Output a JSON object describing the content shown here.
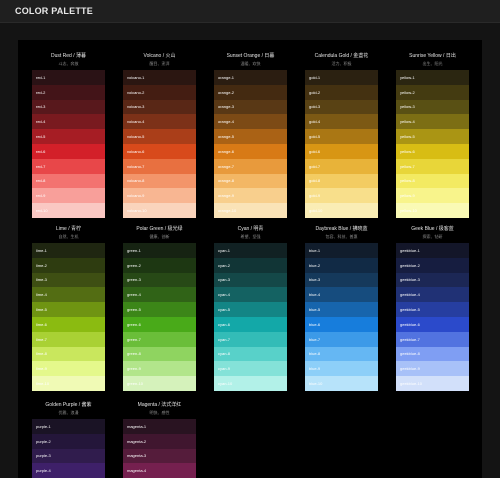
{
  "app": {
    "title": "COLOR PALETTE"
  },
  "palettes": [
    {
      "name": "Dust Red / 薄暮",
      "desc": "斗志、奔放",
      "colors": [
        {
          "label": "red-1",
          "hex": "#2a1215",
          "fg": "#ffffff"
        },
        {
          "label": "red-2",
          "hex": "#431418",
          "fg": "#ffffff"
        },
        {
          "label": "red-3",
          "hex": "#58181c",
          "fg": "#ffffff"
        },
        {
          "label": "red-4",
          "hex": "#791a1f",
          "fg": "#ffffff"
        },
        {
          "label": "red-5",
          "hex": "#a61d24",
          "fg": "#ffffff"
        },
        {
          "label": "red-6",
          "hex": "#d32029",
          "fg": "#ffffff"
        },
        {
          "label": "red-7",
          "hex": "#e84749",
          "fg": "#ffffff"
        },
        {
          "label": "red-8",
          "hex": "#f37370",
          "fg": "#ffffff"
        },
        {
          "label": "red-9",
          "hex": "#f89f9a",
          "fg": "#ffffff"
        },
        {
          "label": "red-10",
          "hex": "#fac8c3",
          "fg": "#ffffff"
        }
      ]
    },
    {
      "name": "Volcano / 火山",
      "desc": "醒目、澎湃",
      "colors": [
        {
          "label": "volcano-1",
          "hex": "#2b1611",
          "fg": "#ffffff"
        },
        {
          "label": "volcano-2",
          "hex": "#441d12",
          "fg": "#ffffff"
        },
        {
          "label": "volcano-3",
          "hex": "#592716",
          "fg": "#ffffff"
        },
        {
          "label": "volcano-4",
          "hex": "#7c3118",
          "fg": "#ffffff"
        },
        {
          "label": "volcano-5",
          "hex": "#aa3e19",
          "fg": "#ffffff"
        },
        {
          "label": "volcano-6",
          "hex": "#d84a1b",
          "fg": "#ffffff"
        },
        {
          "label": "volcano-7",
          "hex": "#e87040",
          "fg": "#ffffff"
        },
        {
          "label": "volcano-8",
          "hex": "#f3956a",
          "fg": "#ffffff"
        },
        {
          "label": "volcano-9",
          "hex": "#f8b692",
          "fg": "#ffffff"
        },
        {
          "label": "volcano-10",
          "hex": "#fad4bc",
          "fg": "#ffffff"
        }
      ]
    },
    {
      "name": "Sunset Orange / 日暮",
      "desc": "温暖、欢快",
      "colors": [
        {
          "label": "orange-1",
          "hex": "#2b1d11",
          "fg": "#ffffff"
        },
        {
          "label": "orange-2",
          "hex": "#442a11",
          "fg": "#ffffff"
        },
        {
          "label": "orange-3",
          "hex": "#593815",
          "fg": "#ffffff"
        },
        {
          "label": "orange-4",
          "hex": "#7c4a15",
          "fg": "#ffffff"
        },
        {
          "label": "orange-5",
          "hex": "#aa6215",
          "fg": "#ffffff"
        },
        {
          "label": "orange-6",
          "hex": "#d87a16",
          "fg": "#ffffff"
        },
        {
          "label": "orange-7",
          "hex": "#e89a3c",
          "fg": "#ffffff"
        },
        {
          "label": "orange-8",
          "hex": "#f3b765",
          "fg": "#ffffff"
        },
        {
          "label": "orange-9",
          "hex": "#f8cf8d",
          "fg": "#ffffff"
        },
        {
          "label": "orange-10",
          "hex": "#fae3b7",
          "fg": "#ffffff"
        }
      ]
    },
    {
      "name": "Calendula Gold / 金盏花",
      "desc": "活力、积极",
      "colors": [
        {
          "label": "gold-1",
          "hex": "#2b2111",
          "fg": "#ffffff"
        },
        {
          "label": "gold-2",
          "hex": "#443111",
          "fg": "#ffffff"
        },
        {
          "label": "gold-3",
          "hex": "#594214",
          "fg": "#ffffff"
        },
        {
          "label": "gold-4",
          "hex": "#7c5914",
          "fg": "#ffffff"
        },
        {
          "label": "gold-5",
          "hex": "#aa7714",
          "fg": "#ffffff"
        },
        {
          "label": "gold-6",
          "hex": "#d89614",
          "fg": "#ffffff"
        },
        {
          "label": "gold-7",
          "hex": "#e8b339",
          "fg": "#ffffff"
        },
        {
          "label": "gold-8",
          "hex": "#f3cc62",
          "fg": "#ffffff"
        },
        {
          "label": "gold-9",
          "hex": "#f8df8b",
          "fg": "#ffffff"
        },
        {
          "label": "gold-10",
          "hex": "#faedb5",
          "fg": "#ffffff"
        }
      ]
    },
    {
      "name": "Sunrise Yellow / 日出",
      "desc": "出生、阳光",
      "colors": [
        {
          "label": "yellow-1",
          "hex": "#2b2611",
          "fg": "#ffffff"
        },
        {
          "label": "yellow-2",
          "hex": "#443b11",
          "fg": "#ffffff"
        },
        {
          "label": "yellow-3",
          "hex": "#595014",
          "fg": "#ffffff"
        },
        {
          "label": "yellow-4",
          "hex": "#7c6e14",
          "fg": "#ffffff"
        },
        {
          "label": "yellow-5",
          "hex": "#aa9514",
          "fg": "#ffffff"
        },
        {
          "label": "yellow-6",
          "hex": "#d8bd14",
          "fg": "#ffffff"
        },
        {
          "label": "yellow-7",
          "hex": "#e8d639",
          "fg": "#ffffff"
        },
        {
          "label": "yellow-8",
          "hex": "#f3ea62",
          "fg": "#ffffff"
        },
        {
          "label": "yellow-9",
          "hex": "#f8f48b",
          "fg": "#ffffff"
        },
        {
          "label": "yellow-10",
          "hex": "#fafab5",
          "fg": "#ffffff"
        }
      ]
    },
    {
      "name": "Lime / 青柠",
      "desc": "自然、生机",
      "colors": [
        {
          "label": "lime-1",
          "hex": "#1f2611",
          "fg": "#ffffff"
        },
        {
          "label": "lime-2",
          "hex": "#2e3c10",
          "fg": "#ffffff"
        },
        {
          "label": "lime-3",
          "hex": "#3e4f13",
          "fg": "#ffffff"
        },
        {
          "label": "lime-4",
          "hex": "#536d13",
          "fg": "#ffffff"
        },
        {
          "label": "lime-5",
          "hex": "#6f9412",
          "fg": "#ffffff"
        },
        {
          "label": "lime-6",
          "hex": "#8bbb11",
          "fg": "#ffffff"
        },
        {
          "label": "lime-7",
          "hex": "#a9d134",
          "fg": "#ffffff"
        },
        {
          "label": "lime-8",
          "hex": "#c9e75d",
          "fg": "#ffffff"
        },
        {
          "label": "lime-9",
          "hex": "#e4f88b",
          "fg": "#ffffff"
        },
        {
          "label": "lime-10",
          "hex": "#f0fab5",
          "fg": "#ffffff"
        }
      ]
    },
    {
      "name": "Polar Green / 极光绿",
      "desc": "健康、创新",
      "colors": [
        {
          "label": "green-1",
          "hex": "#162312",
          "fg": "#ffffff"
        },
        {
          "label": "green-2",
          "hex": "#1d3712",
          "fg": "#ffffff"
        },
        {
          "label": "green-3",
          "hex": "#274916",
          "fg": "#ffffff"
        },
        {
          "label": "green-4",
          "hex": "#306317",
          "fg": "#ffffff"
        },
        {
          "label": "green-5",
          "hex": "#3c8618",
          "fg": "#ffffff"
        },
        {
          "label": "green-6",
          "hex": "#49aa19",
          "fg": "#ffffff"
        },
        {
          "label": "green-7",
          "hex": "#6abe39",
          "fg": "#ffffff"
        },
        {
          "label": "green-8",
          "hex": "#8fd460",
          "fg": "#ffffff"
        },
        {
          "label": "green-9",
          "hex": "#b2e58b",
          "fg": "#ffffff"
        },
        {
          "label": "green-10",
          "hex": "#d5f2bb",
          "fg": "#ffffff"
        }
      ]
    },
    {
      "name": "Cyan / 明青",
      "desc": "希望、坚强",
      "colors": [
        {
          "label": "cyan-1",
          "hex": "#112123",
          "fg": "#ffffff"
        },
        {
          "label": "cyan-2",
          "hex": "#113536",
          "fg": "#ffffff"
        },
        {
          "label": "cyan-3",
          "hex": "#144848",
          "fg": "#ffffff"
        },
        {
          "label": "cyan-4",
          "hex": "#146262",
          "fg": "#ffffff"
        },
        {
          "label": "cyan-5",
          "hex": "#138585",
          "fg": "#ffffff"
        },
        {
          "label": "cyan-6",
          "hex": "#13a8a8",
          "fg": "#ffffff"
        },
        {
          "label": "cyan-7",
          "hex": "#33bcb7",
          "fg": "#ffffff"
        },
        {
          "label": "cyan-8",
          "hex": "#58d1c9",
          "fg": "#ffffff"
        },
        {
          "label": "cyan-9",
          "hex": "#84e2d8",
          "fg": "#ffffff"
        },
        {
          "label": "cyan-10",
          "hex": "#b2f1e8",
          "fg": "#ffffff"
        }
      ]
    },
    {
      "name": "Daybreak Blue / 拂晓蓝",
      "desc": "包容、科技、普惠",
      "colors": [
        {
          "label": "blue-1",
          "hex": "#111d2c",
          "fg": "#ffffff"
        },
        {
          "label": "blue-2",
          "hex": "#112a45",
          "fg": "#ffffff"
        },
        {
          "label": "blue-3",
          "hex": "#15395b",
          "fg": "#ffffff"
        },
        {
          "label": "blue-4",
          "hex": "#164c7e",
          "fg": "#ffffff"
        },
        {
          "label": "blue-5",
          "hex": "#1765ad",
          "fg": "#ffffff"
        },
        {
          "label": "blue-6",
          "hex": "#177ddc",
          "fg": "#ffffff"
        },
        {
          "label": "blue-7",
          "hex": "#3c9ae8",
          "fg": "#ffffff"
        },
        {
          "label": "blue-8",
          "hex": "#65b7f3",
          "fg": "#ffffff"
        },
        {
          "label": "blue-9",
          "hex": "#8dcff8",
          "fg": "#ffffff"
        },
        {
          "label": "blue-10",
          "hex": "#b7e3fa",
          "fg": "#ffffff"
        }
      ]
    },
    {
      "name": "Geek Blue / 极客蓝",
      "desc": "探索、钻研",
      "colors": [
        {
          "label": "geekblue-1",
          "hex": "#131629",
          "fg": "#ffffff"
        },
        {
          "label": "geekblue-2",
          "hex": "#161d40",
          "fg": "#ffffff"
        },
        {
          "label": "geekblue-3",
          "hex": "#1c2755",
          "fg": "#ffffff"
        },
        {
          "label": "geekblue-4",
          "hex": "#203175",
          "fg": "#ffffff"
        },
        {
          "label": "geekblue-5",
          "hex": "#263ea0",
          "fg": "#ffffff"
        },
        {
          "label": "geekblue-6",
          "hex": "#2b4acb",
          "fg": "#ffffff"
        },
        {
          "label": "geekblue-7",
          "hex": "#5273e0",
          "fg": "#ffffff"
        },
        {
          "label": "geekblue-8",
          "hex": "#7f9ef3",
          "fg": "#ffffff"
        },
        {
          "label": "geekblue-9",
          "hex": "#a8c1f8",
          "fg": "#ffffff"
        },
        {
          "label": "geekblue-10",
          "hex": "#d2e0fa",
          "fg": "#ffffff"
        }
      ]
    },
    {
      "name": "Golden Purple / 酱紫",
      "desc": "优雅、浪漫",
      "colors": [
        {
          "label": "purple-1",
          "hex": "#1a1325",
          "fg": "#ffffff"
        },
        {
          "label": "purple-2",
          "hex": "#24163a",
          "fg": "#ffffff"
        },
        {
          "label": "purple-3",
          "hex": "#301c4d",
          "fg": "#ffffff"
        },
        {
          "label": "purple-4",
          "hex": "#3e2069",
          "fg": "#ffffff"
        }
      ]
    },
    {
      "name": "Magenta / 法式洋红",
      "desc": "明快、感性",
      "colors": [
        {
          "label": "magenta-1",
          "hex": "#291321",
          "fg": "#ffffff"
        },
        {
          "label": "magenta-2",
          "hex": "#40162f",
          "fg": "#ffffff"
        },
        {
          "label": "magenta-3",
          "hex": "#551c3b",
          "fg": "#ffffff"
        },
        {
          "label": "magenta-4",
          "hex": "#75204f",
          "fg": "#ffffff"
        }
      ]
    }
  ]
}
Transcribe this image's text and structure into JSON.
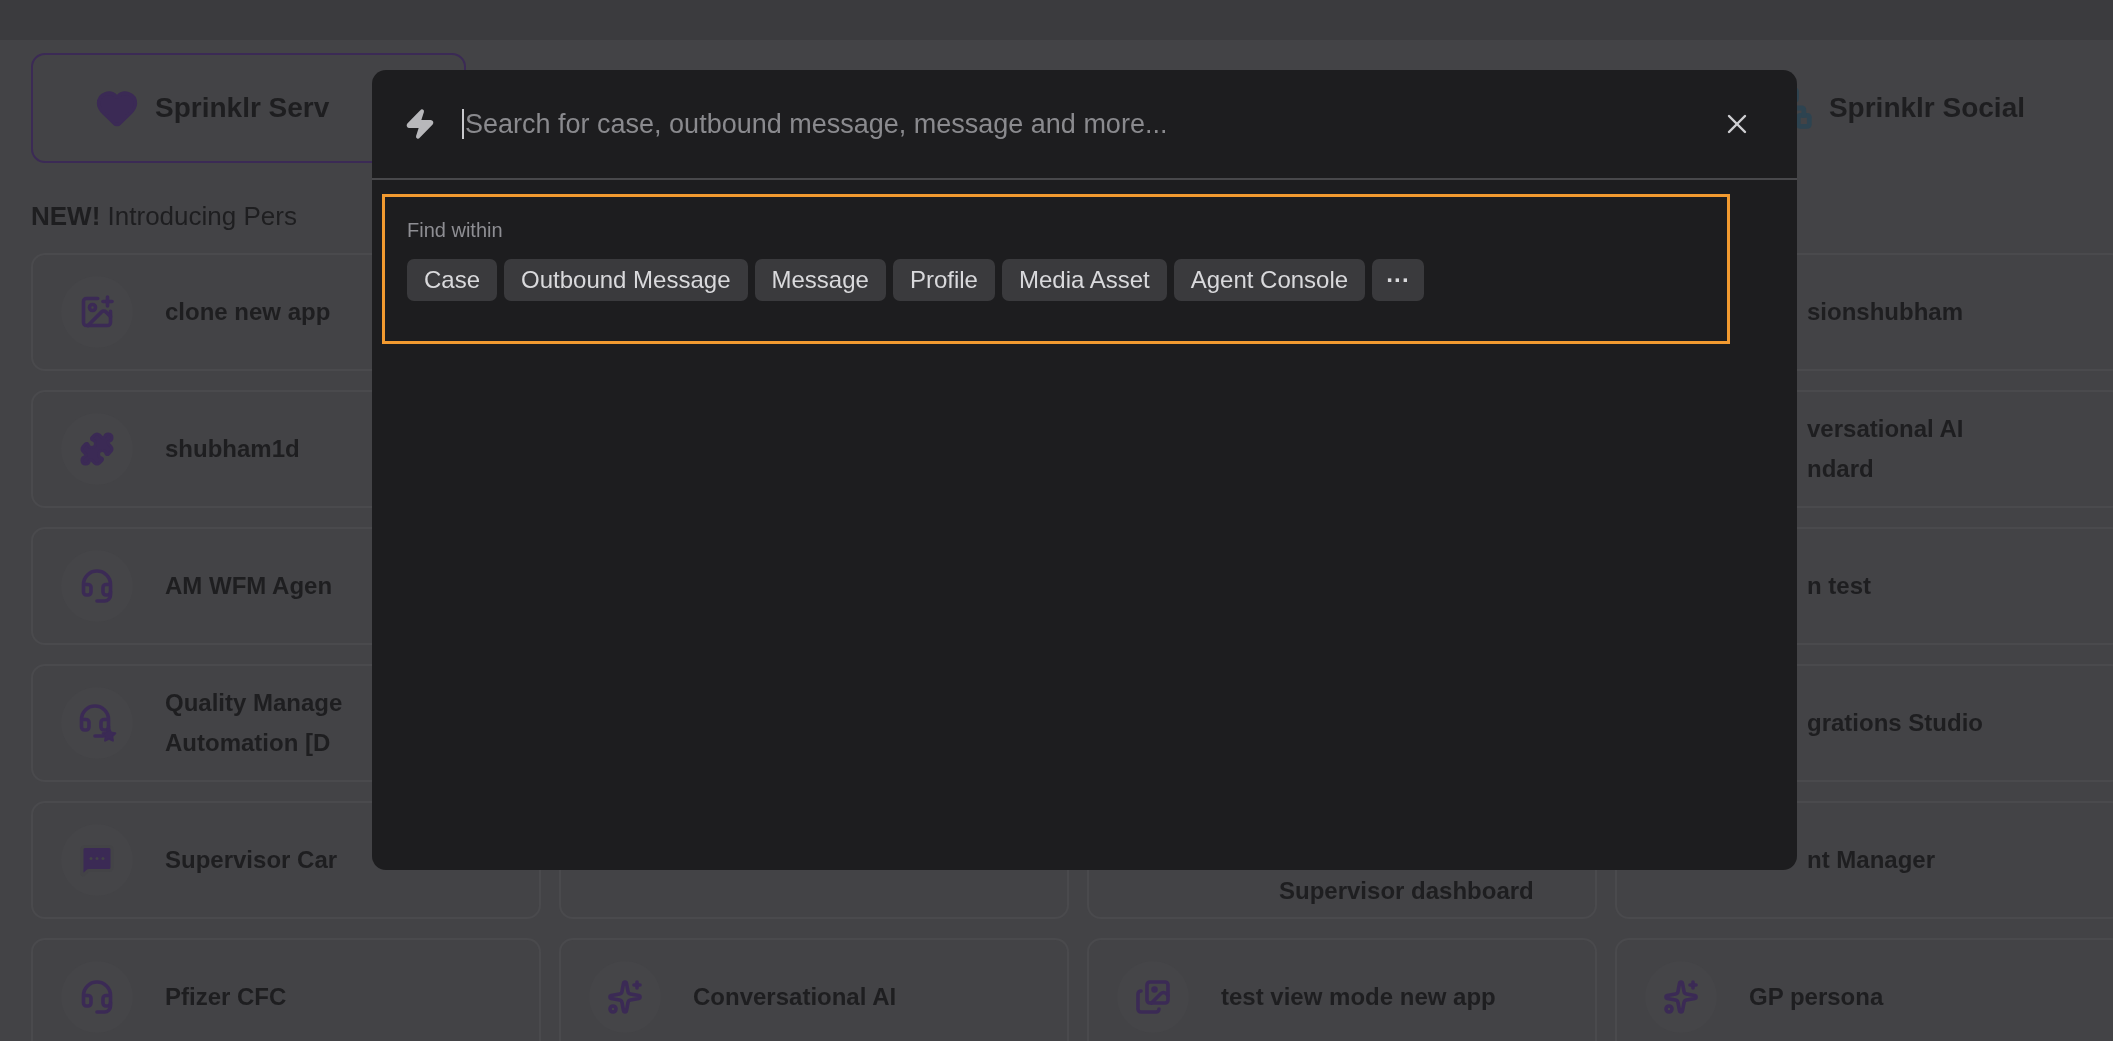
{
  "top_cards": [
    {
      "label": "Sprinklr Serv",
      "selected": true
    },
    {
      "label": "Sprinklr Social",
      "selected": false
    }
  ],
  "announcement": {
    "badge": "NEW!",
    "text": "Introducing Pers"
  },
  "columns": [
    {
      "cards": [
        {
          "lines": [
            "clone new app"
          ]
        },
        {
          "lines": [
            "shubham1d"
          ]
        },
        {
          "lines": [
            "AM WFM Agen"
          ]
        },
        {
          "lines": [
            "Quality Manage",
            "Automation [D"
          ]
        },
        {
          "lines": [
            "Supervisor Car"
          ]
        },
        {
          "lines": [
            "Pfizer CFC"
          ]
        }
      ]
    },
    {
      "cards": [
        {
          "lines": [
            "Conversational AI"
          ]
        }
      ]
    },
    {
      "cards": [
        {
          "lines": [
            "Supervisor dashboard"
          ]
        },
        {
          "lines": [
            "test view mode new app"
          ]
        }
      ]
    },
    {
      "cards": [
        {
          "lines": [
            "sionshubham"
          ]
        },
        {
          "lines": [
            "versational AI",
            "ndard"
          ]
        },
        {
          "lines": [
            "n test"
          ]
        },
        {
          "lines": [
            "grations Studio"
          ]
        },
        {
          "lines": [
            "nt Manager"
          ]
        },
        {
          "lines": [
            "GP persona"
          ]
        }
      ]
    }
  ],
  "search_dialog": {
    "placeholder": "Search for case, outbound message, message and more...",
    "find_within": {
      "label": "Find within",
      "chips": [
        "Case",
        "Outbound Message",
        "Message",
        "Profile",
        "Media Asset",
        "Agent Console"
      ],
      "more": "···"
    }
  }
}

• • • • • • •

_Short task_.
Locate the word "Supervisor" in the entries, and copy every line where it is found.

_Completed task_.
            "Supervisor Car"
            "Supervisor dashboard"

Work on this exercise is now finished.